**Exercise requirements**
Separate out the lines that hold "Indikation".

BEGIN Records to use

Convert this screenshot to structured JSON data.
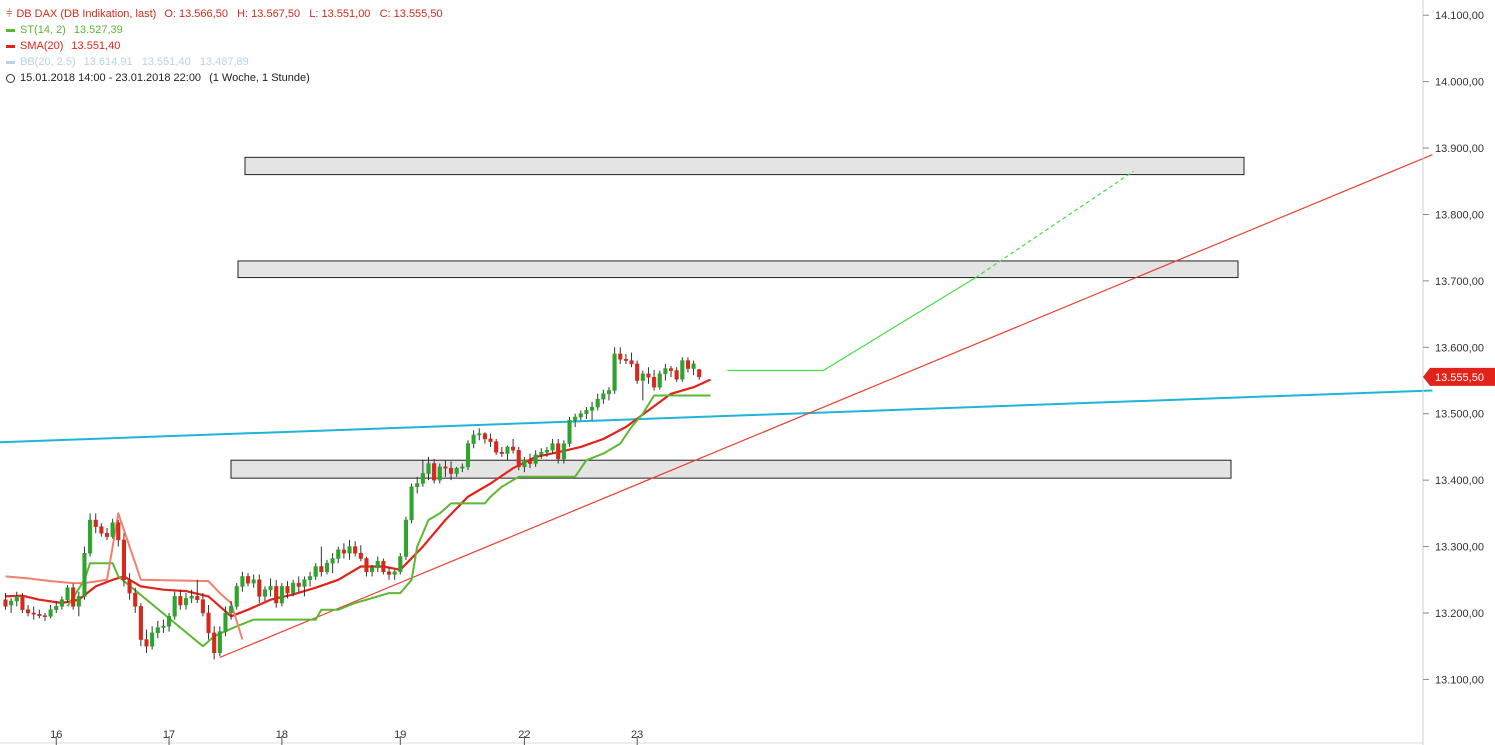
{
  "legend": {
    "instrument": "DB DAX (DB Indikation, last)",
    "ohlc": "O: 13.566,50   H: 13.567,50   L: 13.551,00   C: 13.555,50",
    "st_label": "ST(14, 2)",
    "st_value": "13.527,39",
    "sma_label": "SMA(20)",
    "sma_value": "13.551,40",
    "bb_label": "BB(20, 2.5)",
    "bb_values": "13.614,91   13.551,40   13.487,89",
    "period": "15.01.2018 14:00 - 23.01.2018 22:00",
    "period_note": "(1 Woche, 1 Stunde)"
  },
  "price_tag": "13.555,50",
  "colors": {
    "candle_up": "#2ea32e",
    "candle_down": "#d42a1d",
    "st": "#5cb832",
    "sma": "#e2231a",
    "bb": "#b9d3e3",
    "trend_cyan": "#1fb5d9",
    "trend_red": "#e84030",
    "projection": "#44dd44",
    "zone_fill": "#e4e4e4",
    "price_tag": "#e2231a"
  },
  "chart_data": {
    "type": "candlestick",
    "title": "DB DAX (DB Indikation, last)",
    "ylim": [
      13040,
      14120
    ],
    "y_ticks": [
      {
        "v": 14100,
        "label": "14.100,00"
      },
      {
        "v": 14000,
        "label": "14.000,00"
      },
      {
        "v": 13900,
        "label": "13.900,00"
      },
      {
        "v": 13800,
        "label": "13.800,00"
      },
      {
        "v": 13700,
        "label": "13.700,00"
      },
      {
        "v": 13600,
        "label": "13.600,00"
      },
      {
        "v": 13500,
        "label": "13.500,00"
      },
      {
        "v": 13400,
        "label": "13.400,00"
      },
      {
        "v": 13300,
        "label": "13.300,00"
      },
      {
        "v": 13200,
        "label": "13.200,00"
      },
      {
        "v": 13100,
        "label": "13.100,00"
      }
    ],
    "x_ticks": [
      {
        "i": 9,
        "label": "16"
      },
      {
        "i": 29,
        "label": "17"
      },
      {
        "i": 49,
        "label": "18"
      },
      {
        "i": 70,
        "label": "19"
      },
      {
        "i": 92,
        "label": "22"
      },
      {
        "i": 112,
        "label": "23"
      }
    ],
    "candles": [
      [
        13220,
        13230,
        13205,
        13210
      ],
      [
        13212,
        13222,
        13200,
        13218
      ],
      [
        13218,
        13232,
        13210,
        13225
      ],
      [
        13225,
        13230,
        13200,
        13205
      ],
      [
        13205,
        13212,
        13195,
        13200
      ],
      [
        13200,
        13210,
        13190,
        13198
      ],
      [
        13198,
        13205,
        13192,
        13196
      ],
      [
        13196,
        13200,
        13188,
        13195
      ],
      [
        13195,
        13212,
        13192,
        13205
      ],
      [
        13205,
        13218,
        13200,
        13210
      ],
      [
        13210,
        13225,
        13205,
        13220
      ],
      [
        13220,
        13242,
        13215,
        13238
      ],
      [
        13238,
        13244,
        13205,
        13210
      ],
      [
        13210,
        13232,
        13195,
        13225
      ],
      [
        13225,
        13300,
        13220,
        13290
      ],
      [
        13290,
        13350,
        13285,
        13340
      ],
      [
        13340,
        13350,
        13320,
        13330
      ],
      [
        13330,
        13335,
        13315,
        13320
      ],
      [
        13320,
        13328,
        13310,
        13315
      ],
      [
        13315,
        13342,
        13312,
        13336
      ],
      [
        13336,
        13340,
        13300,
        13310
      ],
      [
        13310,
        13320,
        13240,
        13250
      ],
      [
        13250,
        13260,
        13220,
        13230
      ],
      [
        13230,
        13238,
        13200,
        13210
      ],
      [
        13210,
        13215,
        13150,
        13160
      ],
      [
        13160,
        13175,
        13140,
        13150
      ],
      [
        13150,
        13180,
        13145,
        13170
      ],
      [
        13170,
        13188,
        13162,
        13178
      ],
      [
        13178,
        13190,
        13170,
        13180
      ],
      [
        13180,
        13200,
        13172,
        13195
      ],
      [
        13195,
        13232,
        13190,
        13225
      ],
      [
        13225,
        13235,
        13205,
        13212
      ],
      [
        13212,
        13230,
        13205,
        13222
      ],
      [
        13222,
        13235,
        13215,
        13225
      ],
      [
        13225,
        13250,
        13215,
        13220
      ],
      [
        13220,
        13230,
        13195,
        13200
      ],
      [
        13200,
        13212,
        13160,
        13170
      ],
      [
        13170,
        13180,
        13130,
        13140
      ],
      [
        13140,
        13180,
        13135,
        13172
      ],
      [
        13172,
        13210,
        13165,
        13200
      ],
      [
        13200,
        13218,
        13190,
        13210
      ],
      [
        13210,
        13245,
        13205,
        13240
      ],
      [
        13240,
        13262,
        13232,
        13255
      ],
      [
        13255,
        13260,
        13240,
        13245
      ],
      [
        13245,
        13258,
        13238,
        13250
      ],
      [
        13250,
        13258,
        13215,
        13225
      ],
      [
        13225,
        13240,
        13218,
        13235
      ],
      [
        13235,
        13252,
        13225,
        13240
      ],
      [
        13240,
        13250,
        13208,
        13215
      ],
      [
        13215,
        13245,
        13210,
        13240
      ],
      [
        13240,
        13248,
        13222,
        13230
      ],
      [
        13230,
        13250,
        13225,
        13245
      ],
      [
        13245,
        13255,
        13232,
        13240
      ],
      [
        13240,
        13255,
        13225,
        13250
      ],
      [
        13250,
        13262,
        13240,
        13255
      ],
      [
        13255,
        13275,
        13250,
        13270
      ],
      [
        13270,
        13300,
        13255,
        13262
      ],
      [
        13262,
        13280,
        13258,
        13275
      ],
      [
        13275,
        13290,
        13260,
        13282
      ],
      [
        13282,
        13300,
        13275,
        13295
      ],
      [
        13295,
        13305,
        13282,
        13290
      ],
      [
        13290,
        13310,
        13280,
        13300
      ],
      [
        13300,
        13308,
        13285,
        13290
      ],
      [
        13290,
        13302,
        13278,
        13282
      ],
      [
        13282,
        13285,
        13255,
        13262
      ],
      [
        13262,
        13272,
        13255,
        13268
      ],
      [
        13268,
        13285,
        13262,
        13278
      ],
      [
        13278,
        13282,
        13258,
        13262
      ],
      [
        13262,
        13270,
        13250,
        13258
      ],
      [
        13258,
        13265,
        13250,
        13262
      ],
      [
        13262,
        13290,
        13258,
        13285
      ],
      [
        13285,
        13345,
        13280,
        13340
      ],
      [
        13340,
        13395,
        13335,
        13390
      ],
      [
        13390,
        13405,
        13380,
        13395
      ],
      [
        13395,
        13430,
        13390,
        13410
      ],
      [
        13410,
        13435,
        13400,
        13425
      ],
      [
        13425,
        13432,
        13395,
        13400
      ],
      [
        13400,
        13425,
        13395,
        13420
      ],
      [
        13420,
        13430,
        13405,
        13418
      ],
      [
        13418,
        13428,
        13400,
        13410
      ],
      [
        13410,
        13420,
        13405,
        13418
      ],
      [
        13418,
        13425,
        13412,
        13420
      ],
      [
        13420,
        13460,
        13415,
        13455
      ],
      [
        13455,
        13475,
        13448,
        13468
      ],
      [
        13468,
        13478,
        13460,
        13470
      ],
      [
        13470,
        13472,
        13455,
        13462
      ],
      [
        13462,
        13470,
        13450,
        13458
      ],
      [
        13458,
        13462,
        13438,
        13442
      ],
      [
        13442,
        13450,
        13435,
        13440
      ],
      [
        13440,
        13452,
        13430,
        13450
      ],
      [
        13450,
        13462,
        13440,
        13445
      ],
      [
        13445,
        13450,
        13415,
        13420
      ],
      [
        13420,
        13435,
        13412,
        13430
      ],
      [
        13430,
        13440,
        13418,
        13425
      ],
      [
        13425,
        13445,
        13420,
        13438
      ],
      [
        13438,
        13448,
        13432,
        13442
      ],
      [
        13442,
        13450,
        13435,
        13445
      ],
      [
        13445,
        13462,
        13440,
        13455
      ],
      [
        13455,
        13462,
        13425,
        13432
      ],
      [
        13432,
        13460,
        13425,
        13455
      ],
      [
        13455,
        13495,
        13450,
        13490
      ],
      [
        13490,
        13500,
        13480,
        13495
      ],
      [
        13495,
        13505,
        13490,
        13500
      ],
      [
        13500,
        13510,
        13492,
        13505
      ],
      [
        13505,
        13518,
        13490,
        13510
      ],
      [
        13510,
        13530,
        13505,
        13522
      ],
      [
        13522,
        13536,
        13515,
        13530
      ],
      [
        13530,
        13540,
        13520,
        13535
      ],
      [
        13535,
        13600,
        13530,
        13590
      ],
      [
        13590,
        13600,
        13575,
        13582
      ],
      [
        13582,
        13590,
        13575,
        13580
      ],
      [
        13580,
        13592,
        13570,
        13575
      ],
      [
        13575,
        13580,
        13545,
        13550
      ],
      [
        13550,
        13565,
        13520,
        13560
      ],
      [
        13560,
        13570,
        13545,
        13555
      ],
      [
        13555,
        13566,
        13535,
        13540
      ],
      [
        13540,
        13565,
        13536,
        13560
      ],
      [
        13560,
        13575,
        13550,
        13568
      ],
      [
        13568,
        13572,
        13555,
        13565
      ],
      [
        13565,
        13570,
        13548,
        13552
      ],
      [
        13552,
        13585,
        13548,
        13580
      ],
      [
        13580,
        13585,
        13562,
        13568
      ],
      [
        13568,
        13580,
        13558,
        13575
      ],
      [
        13566.5,
        13567.5,
        13551,
        13555.5
      ]
    ],
    "series": [
      {
        "name": "SMA(20)",
        "points": [
          [
            0,
            13225
          ],
          [
            3,
            13226
          ],
          [
            6,
            13220
          ],
          [
            10,
            13215
          ],
          [
            13,
            13220
          ],
          [
            16,
            13240
          ],
          [
            19,
            13250
          ],
          [
            21,
            13255
          ],
          [
            24,
            13240
          ],
          [
            28,
            13235
          ],
          [
            32,
            13233
          ],
          [
            36,
            13225
          ],
          [
            40,
            13195
          ],
          [
            43,
            13205
          ],
          [
            47,
            13220
          ],
          [
            51,
            13228
          ],
          [
            55,
            13238
          ],
          [
            59,
            13250
          ],
          [
            63,
            13270
          ],
          [
            67,
            13270
          ],
          [
            70,
            13265
          ],
          [
            74,
            13300
          ],
          [
            78,
            13340
          ],
          [
            82,
            13375
          ],
          [
            86,
            13395
          ],
          [
            90,
            13418
          ],
          [
            94,
            13435
          ],
          [
            98,
            13442
          ],
          [
            102,
            13450
          ],
          [
            106,
            13462
          ],
          [
            110,
            13480
          ],
          [
            114,
            13505
          ],
          [
            118,
            13530
          ],
          [
            122,
            13540
          ],
          [
            125,
            13551.4
          ]
        ]
      },
      {
        "name": "ST(14, 2)",
        "points": [
          [
            11,
            13210
          ],
          [
            14,
            13250
          ],
          [
            15,
            13275
          ],
          [
            19,
            13275
          ],
          [
            20,
            13255
          ],
          [
            35,
            13150
          ],
          [
            37,
            13165
          ],
          [
            41,
            13180
          ],
          [
            44,
            13190
          ],
          [
            55,
            13190
          ],
          [
            56,
            13205
          ],
          [
            59,
            13205
          ],
          [
            62,
            13215
          ],
          [
            68,
            13230
          ],
          [
            70,
            13230
          ],
          [
            72,
            13250
          ],
          [
            73,
            13300
          ],
          [
            75,
            13340
          ],
          [
            77,
            13350
          ],
          [
            79,
            13365
          ],
          [
            85,
            13365
          ],
          [
            86,
            13375
          ],
          [
            88,
            13390
          ],
          [
            91,
            13405
          ],
          [
            101,
            13405
          ],
          [
            103,
            13430
          ],
          [
            106,
            13440
          ],
          [
            109,
            13455
          ],
          [
            111,
            13480
          ],
          [
            113,
            13500
          ],
          [
            115,
            13527.39
          ],
          [
            125,
            13527.39
          ]
        ]
      },
      {
        "name": "BB(20, 2.5)",
        "points": [
          [
            0,
            13255
          ],
          [
            4,
            13252
          ],
          [
            8,
            13248
          ],
          [
            12,
            13245
          ],
          [
            14,
            13245
          ],
          [
            18,
            13250
          ],
          [
            20,
            13350
          ],
          [
            24,
            13250
          ],
          [
            36,
            13248
          ],
          [
            38,
            13230
          ],
          [
            40,
            13215
          ],
          [
            42,
            13160
          ]
        ]
      }
    ],
    "zones": [
      [
        13860,
        13886
      ],
      [
        13705,
        13730
      ],
      [
        13403,
        13430
      ]
    ],
    "trendlines": [
      {
        "type": "cyan",
        "from": [
          -1,
          13457
        ],
        "to": [
          253,
          13535
        ]
      },
      {
        "type": "red",
        "from": [
          38,
          13133
        ],
        "to": [
          253,
          13890
        ]
      }
    ],
    "projection": [
      [
        128,
        13565
      ],
      [
        145,
        13565
      ],
      [
        172,
        13705
      ]
    ],
    "projection_dashed": [
      [
        172,
        13705
      ],
      [
        200,
        13865
      ]
    ]
  }
}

END Records to use

**Result of this task**
    "instrument": "DB DAX (DB Indikation, last)",
    "title": "DB DAX (DB Indikation, last)",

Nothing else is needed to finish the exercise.